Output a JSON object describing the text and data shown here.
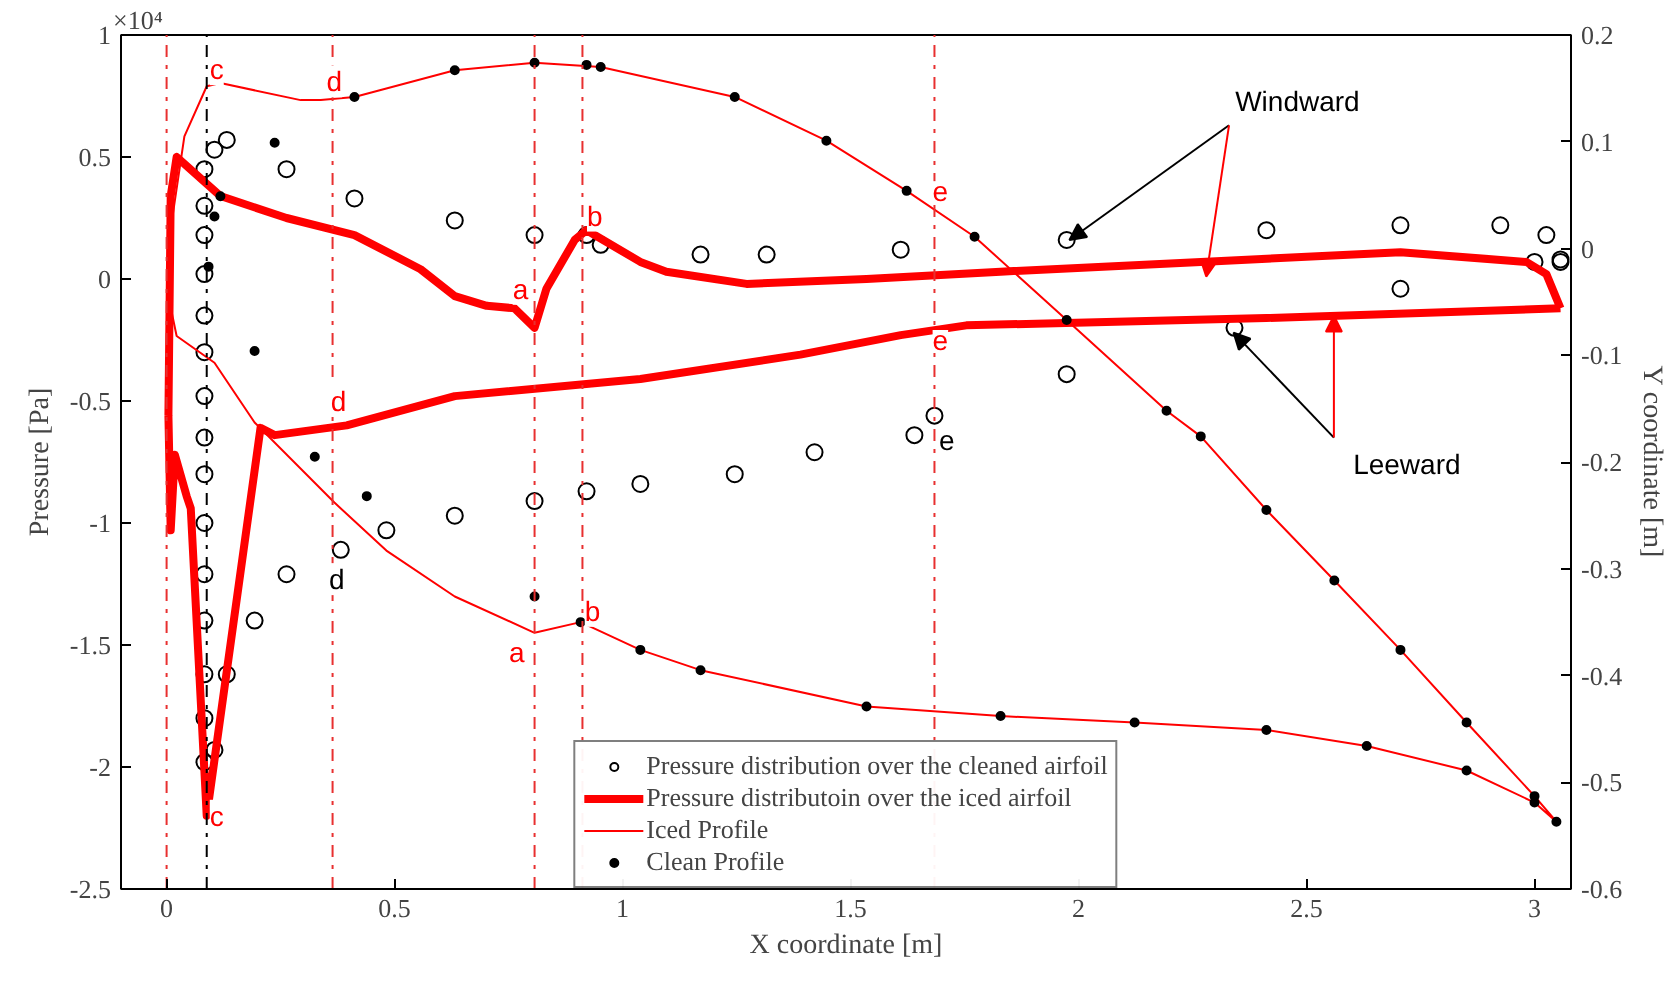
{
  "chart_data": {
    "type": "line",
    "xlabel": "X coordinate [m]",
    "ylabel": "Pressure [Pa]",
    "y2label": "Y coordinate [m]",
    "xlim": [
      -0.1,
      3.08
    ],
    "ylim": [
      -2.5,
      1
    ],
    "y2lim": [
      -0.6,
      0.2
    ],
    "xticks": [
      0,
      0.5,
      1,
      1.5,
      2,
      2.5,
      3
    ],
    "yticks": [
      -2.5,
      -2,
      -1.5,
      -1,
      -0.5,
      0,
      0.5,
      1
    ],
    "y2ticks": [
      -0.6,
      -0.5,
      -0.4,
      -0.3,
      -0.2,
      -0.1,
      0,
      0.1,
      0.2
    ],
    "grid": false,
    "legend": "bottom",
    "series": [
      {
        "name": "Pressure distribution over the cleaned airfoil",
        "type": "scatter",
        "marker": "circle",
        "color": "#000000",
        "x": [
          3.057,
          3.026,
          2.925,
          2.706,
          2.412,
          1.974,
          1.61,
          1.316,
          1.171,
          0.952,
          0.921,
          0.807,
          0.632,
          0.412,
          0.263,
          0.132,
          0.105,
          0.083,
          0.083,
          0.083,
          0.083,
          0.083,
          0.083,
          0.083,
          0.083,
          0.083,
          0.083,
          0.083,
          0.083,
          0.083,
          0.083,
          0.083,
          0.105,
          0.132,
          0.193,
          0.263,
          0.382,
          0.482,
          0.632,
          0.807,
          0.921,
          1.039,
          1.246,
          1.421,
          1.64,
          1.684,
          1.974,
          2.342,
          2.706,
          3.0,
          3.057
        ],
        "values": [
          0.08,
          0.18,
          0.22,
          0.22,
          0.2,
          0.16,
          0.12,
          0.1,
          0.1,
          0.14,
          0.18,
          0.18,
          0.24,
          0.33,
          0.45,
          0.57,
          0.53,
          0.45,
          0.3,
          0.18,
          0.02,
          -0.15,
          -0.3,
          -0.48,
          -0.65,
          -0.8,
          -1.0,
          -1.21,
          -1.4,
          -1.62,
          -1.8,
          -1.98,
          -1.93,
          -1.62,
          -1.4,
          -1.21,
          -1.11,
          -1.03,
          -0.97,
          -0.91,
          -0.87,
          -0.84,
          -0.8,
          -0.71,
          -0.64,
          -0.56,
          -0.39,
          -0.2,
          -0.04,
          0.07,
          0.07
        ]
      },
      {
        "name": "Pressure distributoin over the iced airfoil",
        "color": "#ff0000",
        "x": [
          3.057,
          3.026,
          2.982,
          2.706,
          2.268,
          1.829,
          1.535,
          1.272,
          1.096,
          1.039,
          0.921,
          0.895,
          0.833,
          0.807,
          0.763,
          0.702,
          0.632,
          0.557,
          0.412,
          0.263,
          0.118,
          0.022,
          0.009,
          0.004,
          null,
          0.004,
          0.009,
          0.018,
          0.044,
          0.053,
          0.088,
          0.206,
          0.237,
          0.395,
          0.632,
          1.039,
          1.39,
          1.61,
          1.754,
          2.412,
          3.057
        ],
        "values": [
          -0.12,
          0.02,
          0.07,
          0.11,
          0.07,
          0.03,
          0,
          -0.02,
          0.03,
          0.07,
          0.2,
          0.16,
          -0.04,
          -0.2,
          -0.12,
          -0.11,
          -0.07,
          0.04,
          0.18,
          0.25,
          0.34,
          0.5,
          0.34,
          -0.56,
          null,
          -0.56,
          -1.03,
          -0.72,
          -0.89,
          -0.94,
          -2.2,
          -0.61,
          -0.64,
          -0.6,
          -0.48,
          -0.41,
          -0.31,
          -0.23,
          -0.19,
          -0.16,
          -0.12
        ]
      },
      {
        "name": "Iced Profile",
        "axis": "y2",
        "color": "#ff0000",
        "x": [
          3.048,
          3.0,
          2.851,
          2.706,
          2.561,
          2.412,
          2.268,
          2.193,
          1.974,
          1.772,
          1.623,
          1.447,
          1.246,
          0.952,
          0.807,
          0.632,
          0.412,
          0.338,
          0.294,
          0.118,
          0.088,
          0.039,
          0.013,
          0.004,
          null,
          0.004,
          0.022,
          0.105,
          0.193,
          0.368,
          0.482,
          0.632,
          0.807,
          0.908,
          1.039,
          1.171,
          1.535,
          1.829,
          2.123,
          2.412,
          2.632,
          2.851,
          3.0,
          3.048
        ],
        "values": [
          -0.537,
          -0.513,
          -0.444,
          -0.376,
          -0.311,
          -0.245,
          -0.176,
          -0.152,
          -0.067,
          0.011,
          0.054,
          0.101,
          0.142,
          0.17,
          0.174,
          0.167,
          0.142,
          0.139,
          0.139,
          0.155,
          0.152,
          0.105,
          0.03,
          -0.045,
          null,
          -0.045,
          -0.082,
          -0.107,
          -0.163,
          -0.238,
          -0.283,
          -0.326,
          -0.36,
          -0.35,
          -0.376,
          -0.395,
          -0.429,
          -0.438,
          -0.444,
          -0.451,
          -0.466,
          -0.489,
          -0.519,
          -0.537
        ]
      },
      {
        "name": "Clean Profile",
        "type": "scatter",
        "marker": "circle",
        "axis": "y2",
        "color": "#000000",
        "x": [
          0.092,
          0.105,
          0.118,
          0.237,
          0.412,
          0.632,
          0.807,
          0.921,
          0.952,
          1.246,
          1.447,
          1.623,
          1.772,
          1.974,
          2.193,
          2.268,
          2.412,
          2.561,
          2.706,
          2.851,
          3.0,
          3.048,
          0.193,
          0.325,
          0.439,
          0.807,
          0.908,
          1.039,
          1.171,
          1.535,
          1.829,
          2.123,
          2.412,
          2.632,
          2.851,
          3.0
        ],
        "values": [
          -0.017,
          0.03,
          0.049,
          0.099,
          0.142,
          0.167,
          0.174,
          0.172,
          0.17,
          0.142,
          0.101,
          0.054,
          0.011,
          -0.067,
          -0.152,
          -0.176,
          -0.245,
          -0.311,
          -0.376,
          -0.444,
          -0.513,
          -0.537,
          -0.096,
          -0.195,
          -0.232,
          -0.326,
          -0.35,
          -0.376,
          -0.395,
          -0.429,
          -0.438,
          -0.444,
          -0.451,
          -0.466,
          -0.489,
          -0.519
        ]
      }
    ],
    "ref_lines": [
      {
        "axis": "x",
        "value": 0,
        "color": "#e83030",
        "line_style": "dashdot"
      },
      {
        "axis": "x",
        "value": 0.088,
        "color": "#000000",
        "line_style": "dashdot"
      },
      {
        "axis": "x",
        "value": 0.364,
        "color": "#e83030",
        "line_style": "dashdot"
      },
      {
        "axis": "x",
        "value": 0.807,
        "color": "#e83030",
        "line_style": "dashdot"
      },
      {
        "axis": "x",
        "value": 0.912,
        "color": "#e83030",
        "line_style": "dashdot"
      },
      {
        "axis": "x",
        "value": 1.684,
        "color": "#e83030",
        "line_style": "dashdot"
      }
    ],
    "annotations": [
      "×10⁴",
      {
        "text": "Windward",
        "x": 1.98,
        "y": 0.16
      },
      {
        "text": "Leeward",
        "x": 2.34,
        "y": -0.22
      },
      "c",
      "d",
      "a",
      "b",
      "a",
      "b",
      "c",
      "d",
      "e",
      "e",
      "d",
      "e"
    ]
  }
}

━━━━━━━━━━━━━━━━

Retype the records exactly. Any image in them should not appear in what you write.

Output a JSON object describing the text and data shown here.
{
  "chart_data": {
    "type": "line",
    "xlabel": "X coordinate [m]",
    "ylabel": "Pressure [Pa]",
    "y2label": "Y coordinate [m]",
    "xlim": [
      -0.1,
      3.08
    ],
    "ylim": [
      -2.5,
      1
    ],
    "y2lim": [
      -0.6,
      0.2
    ],
    "xticks": [
      0,
      0.5,
      1,
      1.5,
      2,
      2.5,
      3
    ],
    "yticks": [
      -2.5,
      -2,
      -1.5,
      -1,
      -0.5,
      0,
      0.5,
      1
    ],
    "y2ticks": [
      -0.6,
      -0.5,
      -0.4,
      -0.3,
      -0.2,
      -0.1,
      0,
      0.1,
      0.2
    ],
    "grid": false,
    "legend": "bottom",
    "series": [
      {
        "name": "Pressure distribution over the cleaned airfoil",
        "type": "scatter",
        "marker": "circle",
        "color": "#000000",
        "x": [
          3.057,
          3.026,
          2.925,
          2.706,
          2.412,
          1.974,
          1.61,
          1.316,
          1.171,
          0.952,
          0.921,
          0.807,
          0.632,
          0.412,
          0.263,
          0.132,
          0.105,
          0.083,
          0.083,
          0.083,
          0.083,
          0.083,
          0.083,
          0.083,
          0.083,
          0.083,
          0.083,
          0.083,
          0.083,
          0.083,
          0.083,
          0.083,
          0.105,
          0.132,
          0.193,
          0.263,
          0.382,
          0.482,
          0.632,
          0.807,
          0.921,
          1.039,
          1.246,
          1.421,
          1.64,
          1.684,
          1.974,
          2.342,
          2.706,
          3.0,
          3.057
        ],
        "values": [
          0.08,
          0.18,
          0.22,
          0.22,
          0.2,
          0.16,
          0.12,
          0.1,
          0.1,
          0.14,
          0.18,
          0.18,
          0.24,
          0.33,
          0.45,
          0.57,
          0.53,
          0.45,
          0.3,
          0.18,
          0.02,
          -0.15,
          -0.3,
          -0.48,
          -0.65,
          -0.8,
          -1.0,
          -1.21,
          -1.4,
          -1.62,
          -1.8,
          -1.98,
          -1.93,
          -1.62,
          -1.4,
          -1.21,
          -1.11,
          -1.03,
          -0.97,
          -0.91,
          -0.87,
          -0.84,
          -0.8,
          -0.71,
          -0.64,
          -0.56,
          -0.39,
          -0.2,
          -0.04,
          0.07,
          0.07
        ]
      },
      {
        "name": "Pressure distributoin over the iced airfoil",
        "color": "#ff0000",
        "x": [
          3.057,
          3.026,
          2.982,
          2.706,
          2.268,
          1.829,
          1.535,
          1.272,
          1.096,
          1.039,
          0.921,
          0.895,
          0.833,
          0.807,
          0.763,
          0.702,
          0.632,
          0.557,
          0.412,
          0.263,
          0.118,
          0.022,
          0.009,
          0.004,
          null,
          0.004,
          0.009,
          0.018,
          0.044,
          0.053,
          0.088,
          0.206,
          0.237,
          0.395,
          0.632,
          1.039,
          1.39,
          1.61,
          1.754,
          2.412,
          3.057
        ],
        "values": [
          -0.12,
          0.02,
          0.07,
          0.11,
          0.07,
          0.03,
          0,
          -0.02,
          0.03,
          0.07,
          0.2,
          0.16,
          -0.04,
          -0.2,
          -0.12,
          -0.11,
          -0.07,
          0.04,
          0.18,
          0.25,
          0.34,
          0.5,
          0.34,
          -0.56,
          null,
          -0.56,
          -1.03,
          -0.72,
          -0.89,
          -0.94,
          -2.2,
          -0.61,
          -0.64,
          -0.6,
          -0.48,
          -0.41,
          -0.31,
          -0.23,
          -0.19,
          -0.16,
          -0.12
        ]
      },
      {
        "name": "Iced Profile",
        "axis": "y2",
        "color": "#ff0000",
        "x": [
          3.048,
          3.0,
          2.851,
          2.706,
          2.561,
          2.412,
          2.268,
          2.193,
          1.974,
          1.772,
          1.623,
          1.447,
          1.246,
          0.952,
          0.807,
          0.632,
          0.412,
          0.338,
          0.294,
          0.118,
          0.088,
          0.039,
          0.013,
          0.004,
          null,
          0.004,
          0.022,
          0.105,
          0.193,
          0.368,
          0.482,
          0.632,
          0.807,
          0.908,
          1.039,
          1.171,
          1.535,
          1.829,
          2.123,
          2.412,
          2.632,
          2.851,
          3.0,
          3.048
        ],
        "values": [
          -0.537,
          -0.513,
          -0.444,
          -0.376,
          -0.311,
          -0.245,
          -0.176,
          -0.152,
          -0.067,
          0.011,
          0.054,
          0.101,
          0.142,
          0.17,
          0.174,
          0.167,
          0.142,
          0.139,
          0.139,
          0.155,
          0.152,
          0.105,
          0.03,
          -0.045,
          null,
          -0.045,
          -0.082,
          -0.107,
          -0.163,
          -0.238,
          -0.283,
          -0.326,
          -0.36,
          -0.35,
          -0.376,
          -0.395,
          -0.429,
          -0.438,
          -0.444,
          -0.451,
          -0.466,
          -0.489,
          -0.519,
          -0.537
        ]
      },
      {
        "name": "Clean Profile",
        "type": "scatter",
        "marker": "circle",
        "axis": "y2",
        "color": "#000000",
        "x": [
          0.092,
          0.105,
          0.118,
          0.237,
          0.412,
          0.632,
          0.807,
          0.921,
          0.952,
          1.246,
          1.447,
          1.623,
          1.772,
          1.974,
          2.193,
          2.268,
          2.412,
          2.561,
          2.706,
          2.851,
          3.0,
          3.048,
          0.193,
          0.325,
          0.439,
          0.807,
          0.908,
          1.039,
          1.171,
          1.535,
          1.829,
          2.123,
          2.412,
          2.632,
          2.851,
          3.0
        ],
        "values": [
          -0.017,
          0.03,
          0.049,
          0.099,
          0.142,
          0.167,
          0.174,
          0.172,
          0.17,
          0.142,
          0.101,
          0.054,
          0.011,
          -0.067,
          -0.152,
          -0.176,
          -0.245,
          -0.311,
          -0.376,
          -0.444,
          -0.513,
          -0.537,
          -0.096,
          -0.195,
          -0.232,
          -0.326,
          -0.35,
          -0.376,
          -0.395,
          -0.429,
          -0.438,
          -0.444,
          -0.451,
          -0.466,
          -0.489,
          -0.519
        ]
      }
    ],
    "ref_lines": [
      {
        "axis": "x",
        "value": 0,
        "color": "#e83030",
        "line_style": "dashdot"
      },
      {
        "axis": "x",
        "value": 0.088,
        "color": "#000000",
        "line_style": "dashdot"
      },
      {
        "axis": "x",
        "value": 0.364,
        "color": "#e83030",
        "line_style": "dashdot"
      },
      {
        "axis": "x",
        "value": 0.807,
        "color": "#e83030",
        "line_style": "dashdot"
      },
      {
        "axis": "x",
        "value": 0.912,
        "color": "#e83030",
        "line_style": "dashdot"
      },
      {
        "axis": "x",
        "value": 1.684,
        "color": "#e83030",
        "line_style": "dashdot"
      }
    ],
    "annotations": [
      "×10⁴",
      {
        "text": "Windward",
        "x": 1.98,
        "y": 0.16
      },
      {
        "text": "Leeward",
        "x": 2.34,
        "y": -0.22
      },
      "c",
      "d",
      "a",
      "b",
      "a",
      "b",
      "c",
      "d",
      "e",
      "e",
      "d",
      "e"
    ]
  }
}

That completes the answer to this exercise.